[Dataset rows start]

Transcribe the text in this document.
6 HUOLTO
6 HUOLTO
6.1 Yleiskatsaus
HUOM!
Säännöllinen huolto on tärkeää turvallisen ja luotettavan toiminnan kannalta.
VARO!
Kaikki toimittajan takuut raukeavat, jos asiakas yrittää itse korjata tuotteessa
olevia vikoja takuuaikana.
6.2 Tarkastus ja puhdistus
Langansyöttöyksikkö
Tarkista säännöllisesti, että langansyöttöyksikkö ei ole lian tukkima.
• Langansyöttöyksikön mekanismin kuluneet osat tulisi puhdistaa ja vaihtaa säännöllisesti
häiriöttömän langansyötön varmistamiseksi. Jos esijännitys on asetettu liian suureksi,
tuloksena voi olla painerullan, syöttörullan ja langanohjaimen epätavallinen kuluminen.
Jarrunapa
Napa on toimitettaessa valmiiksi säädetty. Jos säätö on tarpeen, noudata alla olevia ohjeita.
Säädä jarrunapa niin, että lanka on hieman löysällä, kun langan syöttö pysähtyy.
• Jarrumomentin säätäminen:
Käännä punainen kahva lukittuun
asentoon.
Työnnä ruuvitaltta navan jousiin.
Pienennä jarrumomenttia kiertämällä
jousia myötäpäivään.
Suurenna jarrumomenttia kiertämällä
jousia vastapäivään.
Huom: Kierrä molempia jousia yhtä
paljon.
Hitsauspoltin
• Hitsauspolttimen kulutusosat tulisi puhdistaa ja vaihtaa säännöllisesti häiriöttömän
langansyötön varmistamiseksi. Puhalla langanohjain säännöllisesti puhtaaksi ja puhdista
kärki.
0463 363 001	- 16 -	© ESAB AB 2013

[Dataset rows end]

» **What you need to do**:
Each entry above needs to be retyped exactly.

» **Written solution**:
Transcribe the text in this document.
6 HUOLTO
6 HUOLTO
6.1 Yleiskatsaus
HUOM!
Säännöllinen huolto on tärkeää turvallisen ja luotettavan toiminnan kannalta.
VARO!
Kaikki toimittajan takuut raukeavat, jos asiakas yrittää itse korjata tuotteessa
olevia vikoja takuuaikana.
6.2 Tarkastus ja puhdistus
Langansyöttöyksikkö
Tarkista säännöllisesti, että langansyöttöyksikkö ei ole lian tukkima.
• Langansyöttöyksikön mekanismin kuluneet osat tulisi puhdistaa ja vaihtaa säännöllisesti
häiriöttömän langansyötön varmistamiseksi. Jos esijännitys on asetettu liian suureksi,
tuloksena voi olla painerullan, syöttörullan ja langanohjaimen epätavallinen kuluminen.
Jarrunapa
Napa on toimitettaessa valmiiksi säädetty. Jos säätö on tarpeen, noudata alla olevia ohjeita.
Säädä jarrunapa niin, että lanka on hieman löysällä, kun langan syöttö pysähtyy.
• Jarrumomentin säätäminen:
Käännä punainen kahva lukittuun
asentoon.
Työnnä ruuvitaltta navan jousiin.
Pienennä jarrumomenttia kiertämällä
jousia myötäpäivään.
Suurenna jarrumomenttia kiertämällä
jousia vastapäivään.
Huom: Kierrä molempia jousia yhtä
paljon.
Hitsauspoltin
• Hitsauspolttimen kulutusosat tulisi puhdistaa ja vaihtaa säännöllisesti häiriöttömän
langansyötön varmistamiseksi. Puhalla langanohjain säännöllisesti puhtaaksi ja puhdista
kärki.
0463 363 001	- 16 -	© ESAB AB 2013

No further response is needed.